What to work on →
Retype every line of the listing below exactly, with nothing changed.

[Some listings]
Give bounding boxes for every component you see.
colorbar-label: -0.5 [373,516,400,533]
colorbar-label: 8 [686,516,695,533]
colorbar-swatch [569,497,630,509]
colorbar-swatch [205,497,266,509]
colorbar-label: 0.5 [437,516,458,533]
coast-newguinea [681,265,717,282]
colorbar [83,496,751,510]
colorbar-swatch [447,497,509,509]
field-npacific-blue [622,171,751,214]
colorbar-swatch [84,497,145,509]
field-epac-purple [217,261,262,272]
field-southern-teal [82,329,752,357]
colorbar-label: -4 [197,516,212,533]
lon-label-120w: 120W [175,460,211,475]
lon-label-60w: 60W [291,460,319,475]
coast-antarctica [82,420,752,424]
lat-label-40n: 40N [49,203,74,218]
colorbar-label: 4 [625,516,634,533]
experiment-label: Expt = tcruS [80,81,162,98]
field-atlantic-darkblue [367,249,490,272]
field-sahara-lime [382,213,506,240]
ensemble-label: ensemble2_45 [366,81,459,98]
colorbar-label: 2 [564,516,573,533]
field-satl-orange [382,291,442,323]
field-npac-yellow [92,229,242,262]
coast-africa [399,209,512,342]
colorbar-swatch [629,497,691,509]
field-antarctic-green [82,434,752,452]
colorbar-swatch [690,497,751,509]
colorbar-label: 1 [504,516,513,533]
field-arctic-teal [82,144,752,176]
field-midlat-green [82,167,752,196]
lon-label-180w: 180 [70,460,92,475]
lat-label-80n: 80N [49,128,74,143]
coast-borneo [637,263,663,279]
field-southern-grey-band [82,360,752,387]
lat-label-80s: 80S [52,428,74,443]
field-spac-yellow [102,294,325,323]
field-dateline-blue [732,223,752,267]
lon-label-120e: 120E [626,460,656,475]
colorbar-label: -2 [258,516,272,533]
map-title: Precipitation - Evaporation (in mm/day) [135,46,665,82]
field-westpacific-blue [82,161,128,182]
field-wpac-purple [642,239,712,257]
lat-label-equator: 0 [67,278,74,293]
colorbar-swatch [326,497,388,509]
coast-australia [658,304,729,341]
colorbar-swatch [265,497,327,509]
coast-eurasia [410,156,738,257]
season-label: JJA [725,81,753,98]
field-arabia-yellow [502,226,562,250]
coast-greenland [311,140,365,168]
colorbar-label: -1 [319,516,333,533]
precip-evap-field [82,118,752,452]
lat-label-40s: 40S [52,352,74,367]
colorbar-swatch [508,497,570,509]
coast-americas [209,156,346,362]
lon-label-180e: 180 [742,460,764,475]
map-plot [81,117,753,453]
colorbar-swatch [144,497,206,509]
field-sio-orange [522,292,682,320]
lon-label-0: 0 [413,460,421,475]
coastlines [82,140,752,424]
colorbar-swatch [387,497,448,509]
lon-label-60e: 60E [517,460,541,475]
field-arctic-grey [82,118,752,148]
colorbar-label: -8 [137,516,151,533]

Correct response →
Give bounding boxes for every component you see.
colorbar-label: -0.5 [373,516,400,533]
colorbar-label: 8 [686,516,695,533]
colorbar-swatch [569,497,630,509]
colorbar-swatch [205,497,266,509]
colorbar-label: 0.5 [437,516,458,533]
coast-newguinea [681,265,717,282]
colorbar [83,496,751,510]
colorbar-swatch [447,497,509,509]
field-npacific-blue [622,171,751,214]
colorbar-swatch [84,497,145,509]
field-epac-purple [217,261,262,272]
field-southern-teal [82,329,752,357]
colorbar-label: -4 [197,516,212,533]
lon-label-120w: 120W [175,460,211,475]
lon-label-60w: 60W [291,460,319,475]
coast-antarctica [82,420,752,424]
lat-label-40n: 40N [49,203,74,218]
colorbar-label: 4 [625,516,634,533]
experiment-label: Expt = tcruS [80,81,162,98]
field-atlantic-darkblue [367,249,490,272]
field-sahara-lime [382,213,506,240]
ensemble-label: ensemble2_45 [366,81,459,98]
colorbar-label: 2 [564,516,573,533]
field-satl-orange [382,291,442,323]
field-npac-yellow [92,229,242,262]
coast-africa [399,209,512,342]
colorbar-swatch [629,497,691,509]
field-antarctic-green [82,434,752,452]
colorbar-swatch [690,497,751,509]
colorbar-label: 1 [504,516,513,533]
field-arctic-teal [82,144,752,176]
field-midlat-green [82,167,752,196]
lon-label-180w: 180 [70,460,92,475]
lat-label-80n: 80N [49,128,74,143]
coast-borneo [637,263,663,279]
field-southern-grey-band [82,360,752,387]
lat-label-80s: 80S [52,428,74,443]
field-spac-yellow [102,294,325,323]
field-dateline-blue [732,223,752,267]
lon-label-120e: 120E [626,460,656,475]
colorbar-label: -2 [258,516,272,533]
map-title: Precipitation - Evaporation (in mm/day) [135,46,665,82]
field-westpacific-blue [82,161,128,182]
field-wpac-purple [642,239,712,257]
lat-label-equator: 0 [67,278,74,293]
colorbar-swatch [326,497,388,509]
coast-australia [658,304,729,341]
colorbar-swatch [265,497,327,509]
coast-eurasia [410,156,738,257]
season-label: JJA [725,81,753,98]
field-arabia-yellow [502,226,562,250]
coast-greenland [311,140,365,168]
colorbar-label: -1 [319,516,333,533]
precip-evap-field [82,118,752,452]
lat-label-40s: 40S [52,352,74,367]
colorbar-swatch [508,497,570,509]
coast-americas [209,156,346,362]
lon-label-180e: 180 [742,460,764,475]
map-plot [81,117,753,453]
colorbar-swatch [144,497,206,509]
field-sio-orange [522,292,682,320]
lon-label-0: 0 [413,460,421,475]
coastlines [82,140,752,424]
colorbar-swatch [387,497,448,509]
lon-label-60e: 60E [517,460,541,475]
field-arctic-grey [82,118,752,148]
colorbar-label: -8 [137,516,151,533]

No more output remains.